Written instruction a ▸
Answer these questions about the blog text:
(i) What date appears above the post titled "dreams"?
(ii) What color is the Lamborghini mentioned in the "dreams" post?
(iii) In the "stressed" post, which birthday does the writer say should not have been celebrated?

Text passage ▸
[start]
Monday, June 20, 2011

dreams


Nowadays it’s difficult to look at life positively.
I stopped watching the news a long time ago, because it’s simply to depressing. Recession, disasters, war on terror, plain stupid decisions the politicians make. Plenty of things that can either make you cry or piss you off. Add to that your personal life – bills, work, relatives, relationship issues, etc. – and it’s almost enough to have yourself admitted to a mental institute.
What is that one thing you always wanted to achieve? Successful career? A published book? To take your family on a trip to Disney World Japan? Or maybe you’re dreaming of buying a yellow Lamborghini one day?
Whatever it is, it’s good. Even if you’ll never make it. You did good.
I dream. I dream of happiness. I dream of one day one person walks up to me and thanks me because I changed his life. Only one.
That’s why I blog. To pursue that dream.
A dream isn’t necessary an illusion. Sometimes they come true. Sometimes they don’t. But they always stimulate you t keep going. They occupy your mind when times are hard.
Dreams are thoughts that you can always fall back on. So you won’t feel empty. You won’t feel useless. You’ll feel better. Good enough to deal with whatever you’re dealing with. Even the most difficult of times.
You might not achieve that one dream. But you’ll achieve many others.
Chase it for all that it’s worth. Because then, and only then, you can be sure that when you’re old and grey you’ll be able to look back on life and have no regrets.

Monday, June 06, 2011

stressed

The older i get, the more liabilities ive to pay. there isnt much difference btw getting more pay or less. i think i shouldnt say that. in actual fact, i am spending more and hardly able to save much at all. Having tension headaches thinking of all these. im not in control of my own life. i need to earn more $. My shift work is killing me but i shldnt let that hinder me. Im giving excuses and blaming about everything else but the only person that can change the situation is ME! me,myself and i! Why shld i blame others and hving excuses for such sucky situations that i am in? its not gona change anything about my life. i need to strive and motivate myself! i need to tell myself that its a challenge for me to get thru this stronger. wow. writing really helps me to clear up my thoughts, without writing, i got a hard and blurry fragments of thoughts. dismotivated, unhappy,stress and pressured. thats what im feeling right now. im not exactly lost. i mean i always thought i am when im not writing to clear up my thoughts. But in fact, i need the cash to do investments. i need to save up the $! there's so many things to think about,that explains why he always say im stressed cuz i grind my teeth very loud at night everyday. Am i gona end up in my sister's plight? stress,unhappy,pressured and dismotivated as well? i think im alr behide her running in her journey. i need to talk to her to understand how she feels exactly but we hardly able to communicate like older sister guiding her younger one. she doesnt have the time to guide me and tell me whats wrong. For him, he's always saying me, he doesnt bother to do smth sweet and simple to make me smile. he gets pissed when im pissed. ive got my own pressure and problems but he doesnt understand and he get pissed for i blowin up at times which makes me even more stressed and pressured. shouldnt have celebrated my 21st as its the year where you're gona face alot of responsibilities. tough challenge god has given me but just gotta pull thru this and fight!  Thinking of a bigger picture scares me. lets just take things one step at a time.
[end]
Written instruction b ▸
In the rows, print the part that opens with the line containing "like-count[interactable]: 41 <box>284" and closes with the line containing "767 854 825</box>", including both of those lines.

Provided data ▸
[start]
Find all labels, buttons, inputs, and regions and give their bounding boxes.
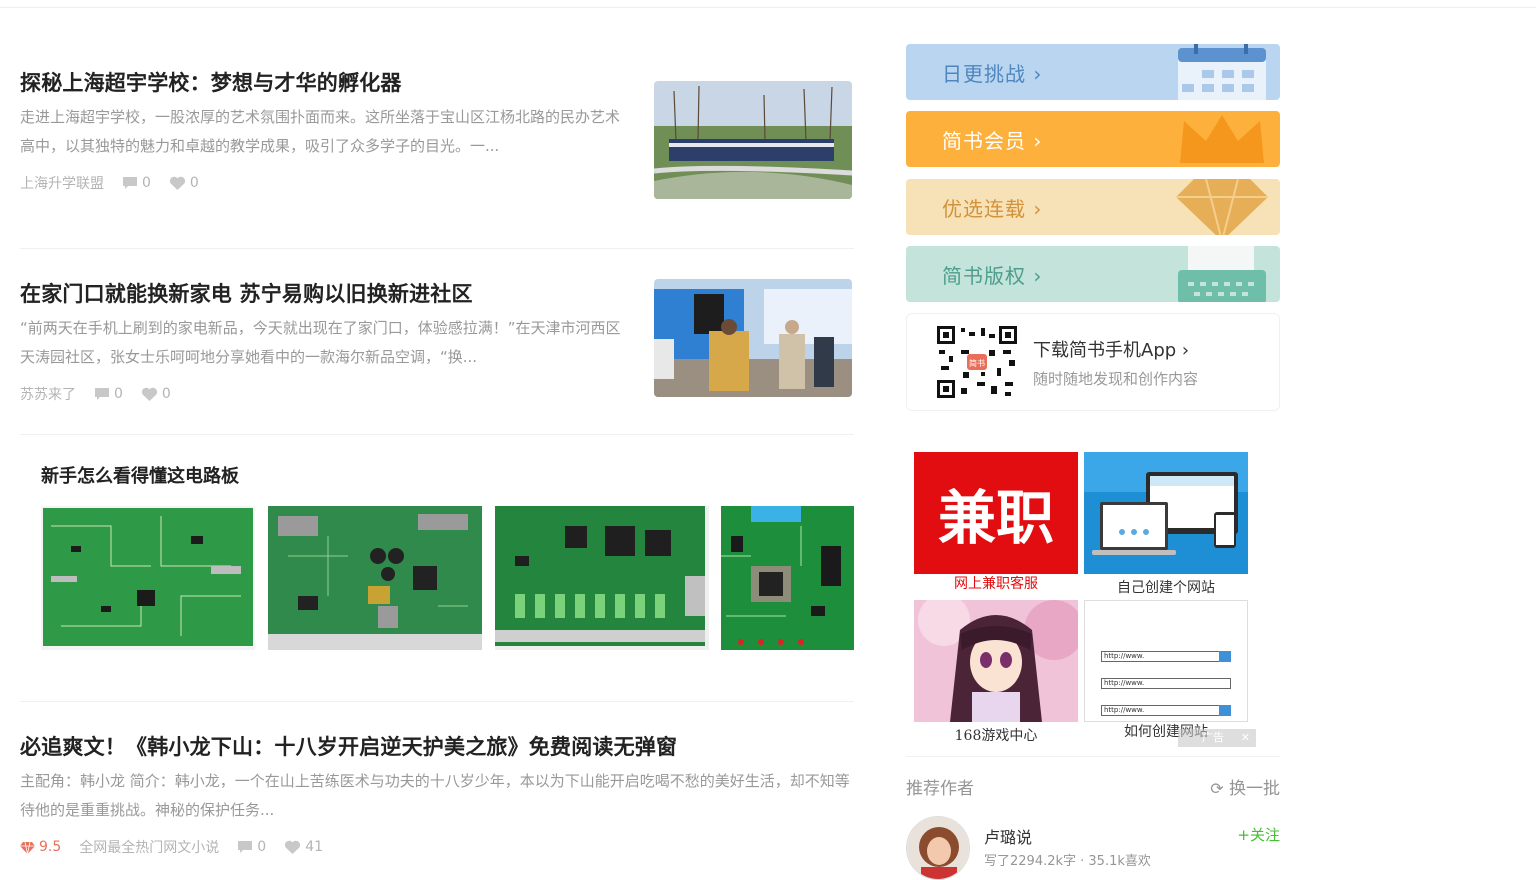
like-count[interactable]: 41 <box>284 839 323 855</box>
ad-tile[interactable]: 168游戏中心 <box>914 594 1084 746</box>
typewriter-icon <box>1178 246 1266 302</box>
article-abstract[interactable]: 主配角：韩小龙 简介：韩小龙，一个在山上苦练医术与功夫的十八岁少年，本以为下山能… <box>20 767 854 825</box>
banner-serials[interactable]: 优选连载 › <box>906 179 1280 235</box>
divider <box>906 756 1280 757</box>
divider <box>20 248 854 249</box>
banner-label: 优选连载 › <box>942 197 1043 221</box>
heart-icon <box>169 176 186 190</box>
ad-image: 兼职 <box>914 452 1078 574</box>
article-meta: 9.5 全网最全热门网文小说 0 41 <box>20 837 854 857</box>
ad-tile[interactable]: http://www. http://www. http://www. 如何创建… <box>1084 600 1248 742</box>
community-event-photo <box>654 279 852 397</box>
top-divider <box>0 0 1536 8</box>
ad-caption[interactable]: 自己创建个网站 <box>1084 578 1248 598</box>
url-bar: http://www. <box>1101 705 1231 716</box>
close-icon[interactable]: ✕ <box>1241 729 1250 747</box>
heart-icon <box>285 840 301 854</box>
like-count-value: 0 <box>161 386 171 402</box>
circuit-board-photo <box>721 506 854 650</box>
comment-count-value: 0 <box>142 175 151 191</box>
calendar-icon <box>1178 44 1266 100</box>
download-subtitle: 随时随地发现和创作内容 <box>1033 370 1199 388</box>
article-author[interactable]: 上海升学联盟 <box>20 173 104 193</box>
ad-caption[interactable]: 网上兼职客服 <box>914 574 1078 594</box>
search-icon <box>1219 651 1231 662</box>
ad-mark-label: 广告 <box>1202 731 1224 744</box>
divider <box>20 701 854 702</box>
circuit-board-photo <box>495 506 709 650</box>
ad-tile[interactable]: 自己创建个网站 <box>1084 452 1248 598</box>
comment-count[interactable]: 0 <box>122 175 151 191</box>
comment-icon <box>238 841 253 853</box>
diamond-icon <box>20 841 35 854</box>
gallery-title[interactable]: 新手怎么看得懂这电路板 <box>41 462 239 488</box>
ad-mark[interactable]: 广告 ✕ <box>1178 729 1256 747</box>
like-count-value: 41 <box>305 839 324 855</box>
qr-code-icon: 简书 <box>937 326 1017 398</box>
article-abstract[interactable]: “前两天在手机上刷到的家电新品，今天就出现在了家门口，体验感拉满！”在天津市河西… <box>20 314 632 372</box>
ad-image: http://www. http://www. http://www. <box>1084 600 1248 722</box>
banner-copyright[interactable]: 简书版权 › <box>906 246 1280 302</box>
like-count[interactable]: 0 <box>169 175 199 191</box>
comment-count-value: 0 <box>114 386 123 402</box>
ad-tile[interactable]: 兼职 网上兼职客服 <box>914 452 1078 594</box>
banner-label: 日更挑战 › <box>942 62 1043 86</box>
avatar[interactable] <box>906 816 970 880</box>
qr-logo-label: 简书 <box>969 358 985 368</box>
diamond-score[interactable]: 9.5 <box>20 839 61 855</box>
ad-image <box>914 594 1084 722</box>
like-count-value: 0 <box>189 175 199 191</box>
gallery-image[interactable] <box>721 506 854 650</box>
ad-caption[interactable]: 168游戏中心 <box>914 726 1078 746</box>
gallery-image[interactable] <box>495 506 709 650</box>
article-author[interactable]: 苏苏来了 <box>20 384 76 404</box>
refresh-button[interactable]: ⟳ 换一批 <box>1210 774 1280 799</box>
author-avatar-image <box>907 817 969 879</box>
article-abstract[interactable]: 走进上海超宇学校，一股浓厚的艺术氛围扑面而来。这所坐落于宝山区江杨北路的民办艺术… <box>20 103 632 161</box>
diamond-score-value: 9.5 <box>39 839 62 855</box>
circuit-board-photo <box>268 506 482 650</box>
like-count[interactable]: 0 <box>141 386 171 402</box>
article-item[interactable]: 必追爽文！《韩小龙下山：十八岁开启逆天护美之旅》免费阅读无弹窗 主配角：韩小龙 … <box>20 732 854 857</box>
banner-label: 简书版权 › <box>942 264 1043 288</box>
article-thumbnail[interactable] <box>654 81 852 199</box>
heart-icon <box>141 387 158 401</box>
banner-daily-challenge[interactable]: 日更挑战 › <box>906 44 1280 100</box>
download-app-card[interactable]: 简书 下载简书手机App › 随时随地发现和创作内容 <box>906 313 1280 411</box>
download-title[interactable]: 下载简书手机App › <box>1033 336 1189 362</box>
crown-icon <box>1180 115 1264 163</box>
diamond-icon <box>1176 179 1268 235</box>
gallery-image[interactable] <box>41 506 255 650</box>
banner-membership[interactable]: 简书会员 › <box>906 111 1280 167</box>
comment-count-value: 0 <box>257 839 267 855</box>
recommend-authors-header: 推荐作者 ⟳ 换一批 <box>906 774 1280 799</box>
comment-icon <box>95 388 109 400</box>
ad-image <box>1084 452 1248 574</box>
gallery-image[interactable] <box>268 506 482 650</box>
search-icon <box>1219 705 1231 716</box>
banner-label: 简书会员 › <box>942 129 1043 153</box>
author-name[interactable]: 卢璐说 <box>984 824 1032 848</box>
comment-count[interactable]: 0 <box>94 386 123 402</box>
author-item[interactable]: 卢璐说 +关注 写了2294.2k字 · 35.1k喜欢 <box>906 816 1280 880</box>
refresh-label: 换一批 <box>1229 779 1280 799</box>
url-bar: http://www. <box>1101 651 1231 662</box>
divider <box>20 434 854 435</box>
circuit-board-photo <box>41 506 255 650</box>
url-bar: http://www. <box>1101 678 1231 689</box>
refresh-icon: ⟳ <box>1210 779 1224 798</box>
comment-count[interactable]: 0 <box>237 839 266 855</box>
school-photo <box>654 81 852 199</box>
article-author[interactable]: 全网最全热门网文小说 <box>79 837 219 857</box>
article-thumbnail[interactable] <box>654 279 852 397</box>
recommend-title: 推荐作者 <box>906 779 974 799</box>
follow-button[interactable]: +关注 <box>1237 824 1280 845</box>
comment-icon <box>123 177 137 189</box>
ad-image-text: 兼职 <box>937 484 1054 552</box>
author-stats: 写了2294.2k字 · 35.1k喜欢 <box>984 854 1151 869</box>
article-title[interactable]: 必追爽文！《韩小龙下山：十八岁开启逆天护美之旅》免费阅读无弹窗 <box>20 732 854 762</box>
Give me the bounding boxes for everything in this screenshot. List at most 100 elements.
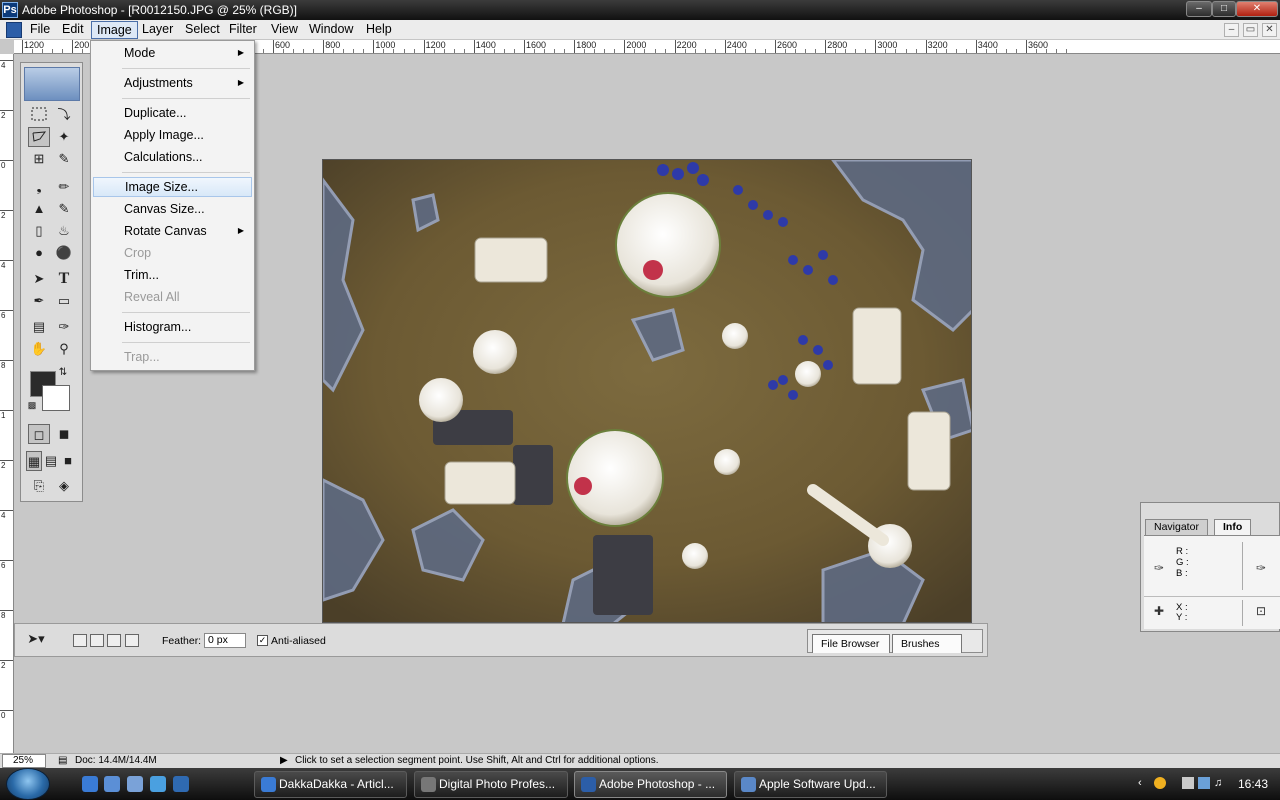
[end]
Correct output a ▸
(i) Monday, June 20, 2011
(ii) Yellow
(iii) The 21st

Correct output b ▸
like-count[interactable]: 41 <box>284 839 323 855</box>
ad-tile[interactable]: 168游戏中心 <box>914 594 1084 746</box>
typewriter-icon <box>1178 246 1266 302</box>
article-abstract[interactable]: 主配角：韩小龙 简介：韩小龙，一个在山上苦练医术与功夫的十八岁少年，本以为下山能… <box>20 767 854 825</box>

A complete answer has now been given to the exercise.